GOAL → Without including any pictures, write out the listing below exactly.

-=-=-

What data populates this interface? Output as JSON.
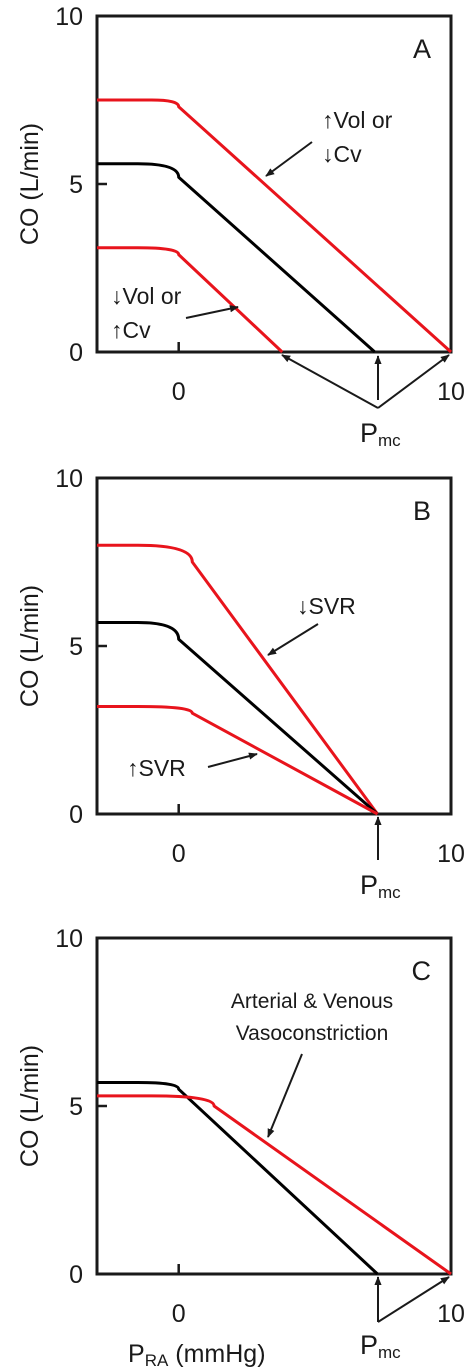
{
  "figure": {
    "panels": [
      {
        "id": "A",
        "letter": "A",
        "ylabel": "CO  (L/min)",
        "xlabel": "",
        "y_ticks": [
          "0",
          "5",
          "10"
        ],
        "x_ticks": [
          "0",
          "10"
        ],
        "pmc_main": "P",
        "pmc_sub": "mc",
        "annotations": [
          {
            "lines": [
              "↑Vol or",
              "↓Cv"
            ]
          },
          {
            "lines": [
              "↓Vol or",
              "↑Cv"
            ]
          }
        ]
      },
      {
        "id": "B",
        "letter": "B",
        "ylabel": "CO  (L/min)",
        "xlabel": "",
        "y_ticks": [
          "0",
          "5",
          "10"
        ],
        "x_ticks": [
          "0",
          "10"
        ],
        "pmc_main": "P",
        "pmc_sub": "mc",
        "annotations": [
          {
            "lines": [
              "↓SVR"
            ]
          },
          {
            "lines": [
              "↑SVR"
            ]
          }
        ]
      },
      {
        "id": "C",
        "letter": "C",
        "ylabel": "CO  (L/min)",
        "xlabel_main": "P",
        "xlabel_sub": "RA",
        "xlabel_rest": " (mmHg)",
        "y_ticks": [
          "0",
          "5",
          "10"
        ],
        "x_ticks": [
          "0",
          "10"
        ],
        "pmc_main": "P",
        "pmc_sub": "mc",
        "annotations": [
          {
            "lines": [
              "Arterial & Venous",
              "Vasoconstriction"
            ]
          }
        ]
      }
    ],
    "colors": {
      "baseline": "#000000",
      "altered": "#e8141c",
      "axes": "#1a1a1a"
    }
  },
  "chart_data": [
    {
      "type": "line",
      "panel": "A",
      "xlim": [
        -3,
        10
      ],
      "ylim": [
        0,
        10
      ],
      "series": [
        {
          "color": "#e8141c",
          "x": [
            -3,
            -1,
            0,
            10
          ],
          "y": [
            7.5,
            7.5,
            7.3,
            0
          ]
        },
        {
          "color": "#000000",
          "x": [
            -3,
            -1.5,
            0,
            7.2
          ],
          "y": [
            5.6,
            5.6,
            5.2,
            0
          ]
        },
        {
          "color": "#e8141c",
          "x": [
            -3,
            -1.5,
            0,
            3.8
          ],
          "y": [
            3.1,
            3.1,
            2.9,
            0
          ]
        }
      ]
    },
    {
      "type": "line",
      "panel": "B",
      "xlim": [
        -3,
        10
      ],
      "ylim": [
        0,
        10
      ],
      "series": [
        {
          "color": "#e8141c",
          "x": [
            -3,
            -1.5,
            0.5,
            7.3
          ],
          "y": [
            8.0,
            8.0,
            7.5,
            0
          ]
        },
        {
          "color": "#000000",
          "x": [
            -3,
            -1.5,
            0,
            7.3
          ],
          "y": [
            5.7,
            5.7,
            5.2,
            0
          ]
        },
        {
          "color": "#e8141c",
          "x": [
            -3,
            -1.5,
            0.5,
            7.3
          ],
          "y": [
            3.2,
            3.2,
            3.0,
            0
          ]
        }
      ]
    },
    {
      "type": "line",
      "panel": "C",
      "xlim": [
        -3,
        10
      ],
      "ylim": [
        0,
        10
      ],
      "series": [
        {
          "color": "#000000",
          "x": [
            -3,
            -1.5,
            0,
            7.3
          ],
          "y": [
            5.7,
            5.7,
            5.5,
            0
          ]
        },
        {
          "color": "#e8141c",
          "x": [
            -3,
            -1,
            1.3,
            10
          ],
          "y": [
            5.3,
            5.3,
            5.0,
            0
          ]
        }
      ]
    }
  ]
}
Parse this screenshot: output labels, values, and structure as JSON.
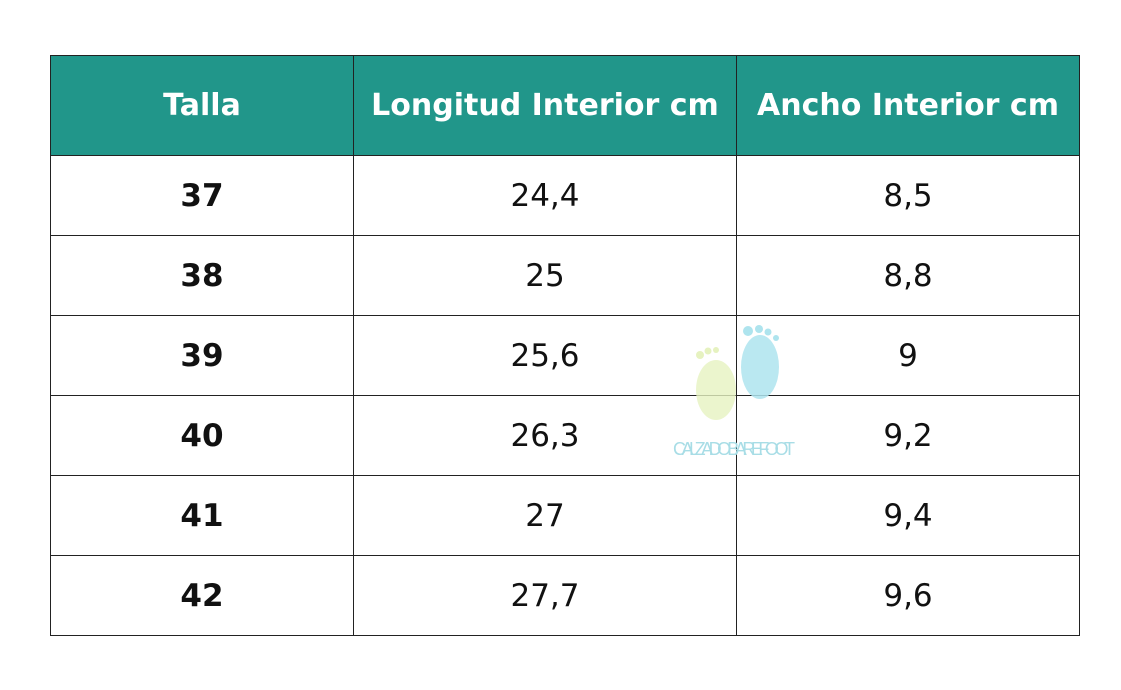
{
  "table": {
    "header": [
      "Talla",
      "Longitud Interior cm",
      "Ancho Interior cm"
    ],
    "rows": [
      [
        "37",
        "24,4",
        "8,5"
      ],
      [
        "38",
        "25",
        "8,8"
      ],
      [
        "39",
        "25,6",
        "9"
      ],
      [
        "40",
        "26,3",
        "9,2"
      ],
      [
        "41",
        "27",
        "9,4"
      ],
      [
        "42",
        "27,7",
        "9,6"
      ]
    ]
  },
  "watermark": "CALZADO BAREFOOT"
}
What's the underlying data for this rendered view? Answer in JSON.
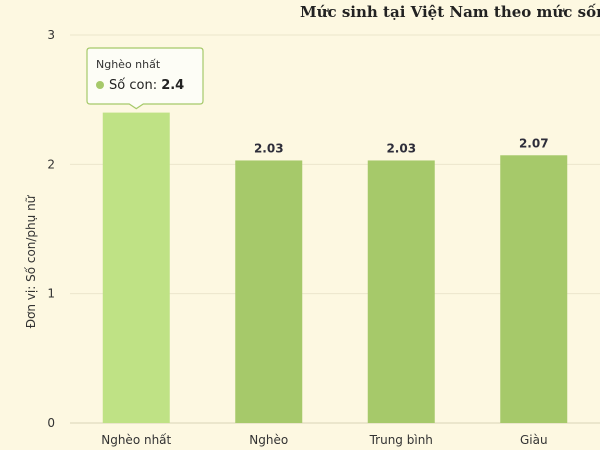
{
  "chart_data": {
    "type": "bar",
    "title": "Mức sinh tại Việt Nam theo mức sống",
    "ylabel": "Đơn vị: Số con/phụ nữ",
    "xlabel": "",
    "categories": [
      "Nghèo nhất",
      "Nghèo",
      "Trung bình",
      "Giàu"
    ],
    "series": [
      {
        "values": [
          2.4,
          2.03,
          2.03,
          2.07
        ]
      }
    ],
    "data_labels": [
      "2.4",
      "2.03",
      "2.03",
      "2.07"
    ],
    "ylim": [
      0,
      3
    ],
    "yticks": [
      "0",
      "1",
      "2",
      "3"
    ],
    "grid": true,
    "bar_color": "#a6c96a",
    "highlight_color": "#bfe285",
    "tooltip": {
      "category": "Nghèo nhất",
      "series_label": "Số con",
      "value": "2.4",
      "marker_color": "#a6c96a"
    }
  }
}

-=-=-

EXERCISE ANSWER →
What data populates this interface? Output as JSON.
{
  "figure": {
    "panels": [
      {
        "id": "A",
        "letter": "A",
        "ylabel": "CO  (L/min)",
        "xlabel": "",
        "y_ticks": [
          "0",
          "5",
          "10"
        ],
        "x_ticks": [
          "0",
          "10"
        ],
        "pmc_main": "P",
        "pmc_sub": "mc",
        "annotations": [
          {
            "lines": [
              "↑Vol or",
              "↓Cv"
            ]
          },
          {
            "lines": [
              "↓Vol or",
              "↑Cv"
            ]
          }
        ]
      },
      {
        "id": "B",
        "letter": "B",
        "ylabel": "CO  (L/min)",
        "xlabel": "",
        "y_ticks": [
          "0",
          "5",
          "10"
        ],
        "x_ticks": [
          "0",
          "10"
        ],
        "pmc_main": "P",
        "pmc_sub": "mc",
        "annotations": [
          {
            "lines": [
              "↓SVR"
            ]
          },
          {
            "lines": [
              "↑SVR"
            ]
          }
        ]
      },
      {
        "id": "C",
        "letter": "C",
        "ylabel": "CO  (L/min)",
        "xlabel_main": "P",
        "xlabel_sub": "RA",
        "xlabel_rest": " (mmHg)",
        "y_ticks": [
          "0",
          "5",
          "10"
        ],
        "x_ticks": [
          "0",
          "10"
        ],
        "pmc_main": "P",
        "pmc_sub": "mc",
        "annotations": [
          {
            "lines": [
              "Arterial & Venous",
              "Vasoconstriction"
            ]
          }
        ]
      }
    ],
    "colors": {
      "baseline": "#000000",
      "altered": "#e8141c",
      "axes": "#1a1a1a"
    }
  },
  "chart_data": [
    {
      "type": "line",
      "panel": "A",
      "xlim": [
        -3,
        10
      ],
      "ylim": [
        0,
        10
      ],
      "series": [
        {
          "color": "#e8141c",
          "x": [
            -3,
            -1,
            0,
            10
          ],
          "y": [
            7.5,
            7.5,
            7.3,
            0
          ]
        },
        {
          "color": "#000000",
          "x": [
            -3,
            -1.5,
            0,
            7.2
          ],
          "y": [
            5.6,
            5.6,
            5.2,
            0
          ]
        },
        {
          "color": "#e8141c",
          "x": [
            -3,
            -1.5,
            0,
            3.8
          ],
          "y": [
            3.1,
            3.1,
            2.9,
            0
          ]
        }
      ]
    },
    {
      "type": "line",
      "panel": "B",
      "xlim": [
        -3,
        10
      ],
      "ylim": [
        0,
        10
      ],
      "series": [
        {
          "color": "#e8141c",
          "x": [
            -3,
            -1.5,
            0.5,
            7.3
          ],
          "y": [
            8.0,
            8.0,
            7.5,
            0
          ]
        },
        {
          "color": "#000000",
          "x": [
            -3,
            -1.5,
            0,
            7.3
          ],
          "y": [
            5.7,
            5.7,
            5.2,
            0
          ]
        },
        {
          "color": "#e8141c",
          "x": [
            -3,
            -1.5,
            0.5,
            7.3
          ],
          "y": [
            3.2,
            3.2,
            3.0,
            0
          ]
        }
      ]
    },
    {
      "type": "line",
      "panel": "C",
      "xlim": [
        -3,
        10
      ],
      "ylim": [
        0,
        10
      ],
      "series": [
        {
          "color": "#000000",
          "x": [
            -3,
            -1.5,
            0,
            7.3
          ],
          "y": [
            5.7,
            5.7,
            5.5,
            0
          ]
        },
        {
          "color": "#e8141c",
          "x": [
            -3,
            -1,
            1.3,
            10
          ],
          "y": [
            5.3,
            5.3,
            5.0,
            0
          ]
        }
      ]
    }
  ]
}
Parse this screenshot: output labels, values, and structure as JSON.
{
  "table": {
    "header": [
      "Talla",
      "Longitud Interior cm",
      "Ancho Interior cm"
    ],
    "rows": [
      [
        "37",
        "24,4",
        "8,5"
      ],
      [
        "38",
        "25",
        "8,8"
      ],
      [
        "39",
        "25,6",
        "9"
      ],
      [
        "40",
        "26,3",
        "9,2"
      ],
      [
        "41",
        "27",
        "9,4"
      ],
      [
        "42",
        "27,7",
        "9,6"
      ]
    ]
  },
  "watermark": "CALZADO BAREFOOT"
}
What's the underlying data for this rendered view? Answer in JSON.
{
  "chart_data": {
    "type": "bar",
    "title": "Mức sinh tại Việt Nam theo mức sống",
    "ylabel": "Đơn vị: Số con/phụ nữ",
    "xlabel": "",
    "categories": [
      "Nghèo nhất",
      "Nghèo",
      "Trung bình",
      "Giàu"
    ],
    "series": [
      {
        "values": [
          2.4,
          2.03,
          2.03,
          2.07
        ]
      }
    ],
    "data_labels": [
      "2.4",
      "2.03",
      "2.03",
      "2.07"
    ],
    "ylim": [
      0,
      3
    ],
    "yticks": [
      "0",
      "1",
      "2",
      "3"
    ],
    "grid": true,
    "bar_color": "#a6c96a",
    "highlight_color": "#bfe285",
    "tooltip": {
      "category": "Nghèo nhất",
      "series_label": "Số con",
      "value": "2.4",
      "marker_color": "#a6c96a"
    }
  }
}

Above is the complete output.